Data records
__________________________________________________
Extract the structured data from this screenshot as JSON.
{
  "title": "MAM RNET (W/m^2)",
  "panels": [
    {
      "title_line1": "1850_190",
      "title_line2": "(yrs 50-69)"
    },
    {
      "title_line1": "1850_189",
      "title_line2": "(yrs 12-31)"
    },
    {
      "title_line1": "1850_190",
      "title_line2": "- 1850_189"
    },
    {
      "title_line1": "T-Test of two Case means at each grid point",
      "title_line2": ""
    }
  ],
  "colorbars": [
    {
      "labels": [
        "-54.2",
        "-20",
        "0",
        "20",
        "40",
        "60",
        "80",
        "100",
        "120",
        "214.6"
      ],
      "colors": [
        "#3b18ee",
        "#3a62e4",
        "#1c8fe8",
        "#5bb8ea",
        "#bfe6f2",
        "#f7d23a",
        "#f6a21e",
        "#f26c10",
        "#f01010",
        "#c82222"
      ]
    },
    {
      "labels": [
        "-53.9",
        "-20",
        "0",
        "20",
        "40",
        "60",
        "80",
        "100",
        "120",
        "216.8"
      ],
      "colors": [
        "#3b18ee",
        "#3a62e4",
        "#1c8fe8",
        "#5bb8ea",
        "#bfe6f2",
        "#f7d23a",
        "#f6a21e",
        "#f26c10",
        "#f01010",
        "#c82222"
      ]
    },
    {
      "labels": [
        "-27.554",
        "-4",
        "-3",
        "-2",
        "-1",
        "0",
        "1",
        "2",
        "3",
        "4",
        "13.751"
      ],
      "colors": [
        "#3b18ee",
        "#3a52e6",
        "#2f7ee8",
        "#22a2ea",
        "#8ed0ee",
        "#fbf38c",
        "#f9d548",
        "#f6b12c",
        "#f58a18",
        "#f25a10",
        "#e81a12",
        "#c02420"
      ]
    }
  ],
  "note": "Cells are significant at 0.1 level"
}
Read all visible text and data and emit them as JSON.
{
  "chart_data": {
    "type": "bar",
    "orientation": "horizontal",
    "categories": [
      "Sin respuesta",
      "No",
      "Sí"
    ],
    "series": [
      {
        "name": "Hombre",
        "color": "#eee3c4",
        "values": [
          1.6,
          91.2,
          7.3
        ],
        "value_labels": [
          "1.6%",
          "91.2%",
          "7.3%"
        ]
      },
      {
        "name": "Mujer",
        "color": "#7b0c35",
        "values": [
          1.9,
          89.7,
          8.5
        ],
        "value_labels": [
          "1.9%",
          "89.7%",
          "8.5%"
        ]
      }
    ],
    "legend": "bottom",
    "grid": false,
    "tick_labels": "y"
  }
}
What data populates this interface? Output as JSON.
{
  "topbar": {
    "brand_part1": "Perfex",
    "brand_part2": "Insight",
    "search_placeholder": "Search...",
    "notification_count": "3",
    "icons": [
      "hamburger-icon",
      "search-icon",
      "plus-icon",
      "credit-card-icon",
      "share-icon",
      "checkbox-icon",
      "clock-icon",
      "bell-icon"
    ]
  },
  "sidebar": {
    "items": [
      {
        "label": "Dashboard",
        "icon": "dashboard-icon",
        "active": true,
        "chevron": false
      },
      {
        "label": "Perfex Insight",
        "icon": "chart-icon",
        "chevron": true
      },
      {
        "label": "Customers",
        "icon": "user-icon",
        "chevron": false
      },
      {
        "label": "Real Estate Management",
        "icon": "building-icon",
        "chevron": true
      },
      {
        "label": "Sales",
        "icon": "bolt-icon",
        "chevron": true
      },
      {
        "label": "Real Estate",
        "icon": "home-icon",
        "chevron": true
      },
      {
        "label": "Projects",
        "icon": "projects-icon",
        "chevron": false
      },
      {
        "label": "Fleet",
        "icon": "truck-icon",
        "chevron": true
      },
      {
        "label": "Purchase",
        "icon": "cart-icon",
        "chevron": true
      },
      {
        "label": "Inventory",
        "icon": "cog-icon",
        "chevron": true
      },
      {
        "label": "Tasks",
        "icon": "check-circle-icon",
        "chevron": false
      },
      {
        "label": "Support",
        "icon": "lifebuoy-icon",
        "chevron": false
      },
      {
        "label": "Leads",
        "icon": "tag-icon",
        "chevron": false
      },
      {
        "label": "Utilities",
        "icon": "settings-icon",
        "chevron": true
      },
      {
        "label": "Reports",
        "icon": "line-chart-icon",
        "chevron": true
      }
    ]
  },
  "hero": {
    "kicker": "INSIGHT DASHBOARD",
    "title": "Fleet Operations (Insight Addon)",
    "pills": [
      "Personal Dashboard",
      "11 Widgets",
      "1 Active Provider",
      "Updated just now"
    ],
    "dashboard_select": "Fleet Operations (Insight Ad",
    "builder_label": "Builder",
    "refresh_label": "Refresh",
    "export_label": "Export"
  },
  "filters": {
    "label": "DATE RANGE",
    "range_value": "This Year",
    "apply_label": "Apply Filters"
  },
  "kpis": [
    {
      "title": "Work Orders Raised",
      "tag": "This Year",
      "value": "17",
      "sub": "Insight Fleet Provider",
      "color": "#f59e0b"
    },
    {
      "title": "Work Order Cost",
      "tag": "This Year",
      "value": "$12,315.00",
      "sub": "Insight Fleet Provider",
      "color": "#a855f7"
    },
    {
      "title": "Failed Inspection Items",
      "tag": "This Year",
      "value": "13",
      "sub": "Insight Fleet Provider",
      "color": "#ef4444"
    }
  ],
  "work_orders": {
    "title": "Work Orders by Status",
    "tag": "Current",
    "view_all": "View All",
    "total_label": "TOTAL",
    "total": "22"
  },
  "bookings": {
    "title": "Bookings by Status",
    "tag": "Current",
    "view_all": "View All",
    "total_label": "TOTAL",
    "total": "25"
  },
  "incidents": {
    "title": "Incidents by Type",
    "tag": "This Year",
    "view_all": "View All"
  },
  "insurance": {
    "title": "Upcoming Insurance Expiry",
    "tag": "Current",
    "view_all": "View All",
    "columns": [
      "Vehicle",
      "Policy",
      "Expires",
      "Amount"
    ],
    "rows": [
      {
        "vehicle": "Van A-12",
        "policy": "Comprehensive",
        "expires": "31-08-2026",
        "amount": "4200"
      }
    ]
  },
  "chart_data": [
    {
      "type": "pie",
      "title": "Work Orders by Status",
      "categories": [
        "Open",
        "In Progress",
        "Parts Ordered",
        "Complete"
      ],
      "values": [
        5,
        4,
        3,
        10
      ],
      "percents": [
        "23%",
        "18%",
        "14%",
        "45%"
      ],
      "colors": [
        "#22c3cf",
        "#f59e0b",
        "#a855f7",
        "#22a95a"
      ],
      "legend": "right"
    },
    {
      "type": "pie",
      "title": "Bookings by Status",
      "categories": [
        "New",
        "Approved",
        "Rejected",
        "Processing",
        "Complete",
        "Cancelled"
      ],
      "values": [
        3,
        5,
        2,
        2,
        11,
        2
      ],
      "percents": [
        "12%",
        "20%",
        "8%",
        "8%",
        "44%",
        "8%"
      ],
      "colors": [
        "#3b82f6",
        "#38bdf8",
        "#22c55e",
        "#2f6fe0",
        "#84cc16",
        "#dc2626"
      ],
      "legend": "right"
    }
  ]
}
__________________________________________________
### DIRECTIONS FOR THIS TASK
Give a word-for-word copy of the records.

### EXERCISE RESPONSE
Extract the structured data from this screenshot as JSON.
{
  "title": "MAM RNET (W/m^2)",
  "panels": [
    {
      "title_line1": "1850_190",
      "title_line2": "(yrs 50-69)"
    },
    {
      "title_line1": "1850_189",
      "title_line2": "(yrs 12-31)"
    },
    {
      "title_line1": "1850_190",
      "title_line2": "- 1850_189"
    },
    {
      "title_line1": "T-Test of two Case means at each grid point",
      "title_line2": ""
    }
  ],
  "colorbars": [
    {
      "labels": [
        "-54.2",
        "-20",
        "0",
        "20",
        "40",
        "60",
        "80",
        "100",
        "120",
        "214.6"
      ],
      "colors": [
        "#3b18ee",
        "#3a62e4",
        "#1c8fe8",
        "#5bb8ea",
        "#bfe6f2",
        "#f7d23a",
        "#f6a21e",
        "#f26c10",
        "#f01010",
        "#c82222"
      ]
    },
    {
      "labels": [
        "-53.9",
        "-20",
        "0",
        "20",
        "40",
        "60",
        "80",
        "100",
        "120",
        "216.8"
      ],
      "colors": [
        "#3b18ee",
        "#3a62e4",
        "#1c8fe8",
        "#5bb8ea",
        "#bfe6f2",
        "#f7d23a",
        "#f6a21e",
        "#f26c10",
        "#f01010",
        "#c82222"
      ]
    },
    {
      "labels": [
        "-27.554",
        "-4",
        "-3",
        "-2",
        "-1",
        "0",
        "1",
        "2",
        "3",
        "4",
        "13.751"
      ],
      "colors": [
        "#3b18ee",
        "#3a52e6",
        "#2f7ee8",
        "#22a2ea",
        "#8ed0ee",
        "#fbf38c",
        "#f9d548",
        "#f6b12c",
        "#f58a18",
        "#f25a10",
        "#e81a12",
        "#c02420"
      ]
    }
  ],
  "note": "Cells are significant at 0.1 level"
}
Read all visible text and data and emit them as JSON.
{
  "chart_data": {
    "type": "bar",
    "orientation": "horizontal",
    "categories": [
      "Sin respuesta",
      "No",
      "Sí"
    ],
    "series": [
      {
        "name": "Hombre",
        "color": "#eee3c4",
        "values": [
          1.6,
          91.2,
          7.3
        ],
        "value_labels": [
          "1.6%",
          "91.2%",
          "7.3%"
        ]
      },
      {
        "name": "Mujer",
        "color": "#7b0c35",
        "values": [
          1.9,
          89.7,
          8.5
        ],
        "value_labels": [
          "1.9%",
          "89.7%",
          "8.5%"
        ]
      }
    ],
    "legend": "bottom",
    "grid": false,
    "tick_labels": "y"
  }
}
What data populates this interface? Output as JSON.
{
  "topbar": {
    "brand_part1": "Perfex",
    "brand_part2": "Insight",
    "search_placeholder": "Search...",
    "notification_count": "3",
    "icons": [
      "hamburger-icon",
      "search-icon",
      "plus-icon",
      "credit-card-icon",
      "share-icon",
      "checkbox-icon",
      "clock-icon",
      "bell-icon"
    ]
  },
  "sidebar": {
    "items": [
      {
        "label": "Dashboard",
        "icon": "dashboard-icon",
        "active": true,
        "chevron": false
      },
      {
        "label": "Perfex Insight",
        "icon": "chart-icon",
        "chevron": true
      },
      {
        "label": "Customers",
        "icon": "user-icon",
        "chevron": false
      },
      {
        "label": "Real Estate Management",
        "icon": "building-icon",
        "chevron": true
      },
      {
        "label": "Sales",
        "icon": "bolt-icon",
        "chevron": true
      },
      {
        "label": "Real Estate",
        "icon": "home-icon",
        "chevron": true
      },
      {
        "label": "Projects",
        "icon": "projects-icon",
        "chevron": false
      },
      {
        "label": "Fleet",
        "icon": "truck-icon",
        "chevron": true
      },
      {
        "label": "Purchase",
        "icon": "cart-icon",
        "chevron": true
      },
      {
        "label": "Inventory",
        "icon": "cog-icon",
        "chevron": true
      },
      {
        "label": "Tasks",
        "icon": "check-circle-icon",
        "chevron": false
      },
      {
        "label": "Support",
        "icon": "lifebuoy-icon",
        "chevron": false
      },
      {
        "label": "Leads",
        "icon": "tag-icon",
        "chevron": false
      },
      {
        "label": "Utilities",
        "icon": "settings-icon",
        "chevron": true
      },
      {
        "label": "Reports",
        "icon": "line-chart-icon",
        "chevron": true
      }
    ]
  },
  "hero": {
    "kicker": "INSIGHT DASHBOARD",
    "title": "Fleet Operations (Insight Addon)",
    "pills": [
      "Personal Dashboard",
      "11 Widgets",
      "1 Active Provider",
      "Updated just now"
    ],
    "dashboard_select": "Fleet Operations (Insight Ad",
    "builder_label": "Builder",
    "refresh_label": "Refresh",
    "export_label": "Export"
  },
  "filters": {
    "label": "DATE RANGE",
    "range_value": "This Year",
    "apply_label": "Apply Filters"
  },
  "kpis": [
    {
      "title": "Work Orders Raised",
      "tag": "This Year",
      "value": "17",
      "sub": "Insight Fleet Provider",
      "color": "#f59e0b"
    },
    {
      "title": "Work Order Cost",
      "tag": "This Year",
      "value": "$12,315.00",
      "sub": "Insight Fleet Provider",
      "color": "#a855f7"
    },
    {
      "title": "Failed Inspection Items",
      "tag": "This Year",
      "value": "13",
      "sub": "Insight Fleet Provider",
      "color": "#ef4444"
    }
  ],
  "work_orders": {
    "title": "Work Orders by Status",
    "tag": "Current",
    "view_all": "View All",
    "total_label": "TOTAL",
    "total": "22"
  },
  "bookings": {
    "title": "Bookings by Status",
    "tag": "Current",
    "view_all": "View All",
    "total_label": "TOTAL",
    "total": "25"
  },
  "incidents": {
    "title": "Incidents by Type",
    "tag": "This Year",
    "view_all": "View All"
  },
  "insurance": {
    "title": "Upcoming Insurance Expiry",
    "tag": "Current",
    "view_all": "View All",
    "columns": [
      "Vehicle",
      "Policy",
      "Expires",
      "Amount"
    ],
    "rows": [
      {
        "vehicle": "Van A-12",
        "policy": "Comprehensive",
        "expires": "31-08-2026",
        "amount": "4200"
      }
    ]
  },
  "chart_data": [
    {
      "type": "pie",
      "title": "Work Orders by Status",
      "categories": [
        "Open",
        "In Progress",
        "Parts Ordered",
        "Complete"
      ],
      "values": [
        5,
        4,
        3,
        10
      ],
      "percents": [
        "23%",
        "18%",
        "14%",
        "45%"
      ],
      "colors": [
        "#22c3cf",
        "#f59e0b",
        "#a855f7",
        "#22a95a"
      ],
      "legend": "right"
    },
    {
      "type": "pie",
      "title": "Bookings by Status",
      "categories": [
        "New",
        "Approved",
        "Rejected",
        "Processing",
        "Complete",
        "Cancelled"
      ],
      "values": [
        3,
        5,
        2,
        2,
        11,
        2
      ],
      "percents": [
        "12%",
        "20%",
        "8%",
        "8%",
        "44%",
        "8%"
      ],
      "colors": [
        "#3b82f6",
        "#38bdf8",
        "#22c55e",
        "#2f6fe0",
        "#84cc16",
        "#dc2626"
      ],
      "legend": "right"
    }
  ]
}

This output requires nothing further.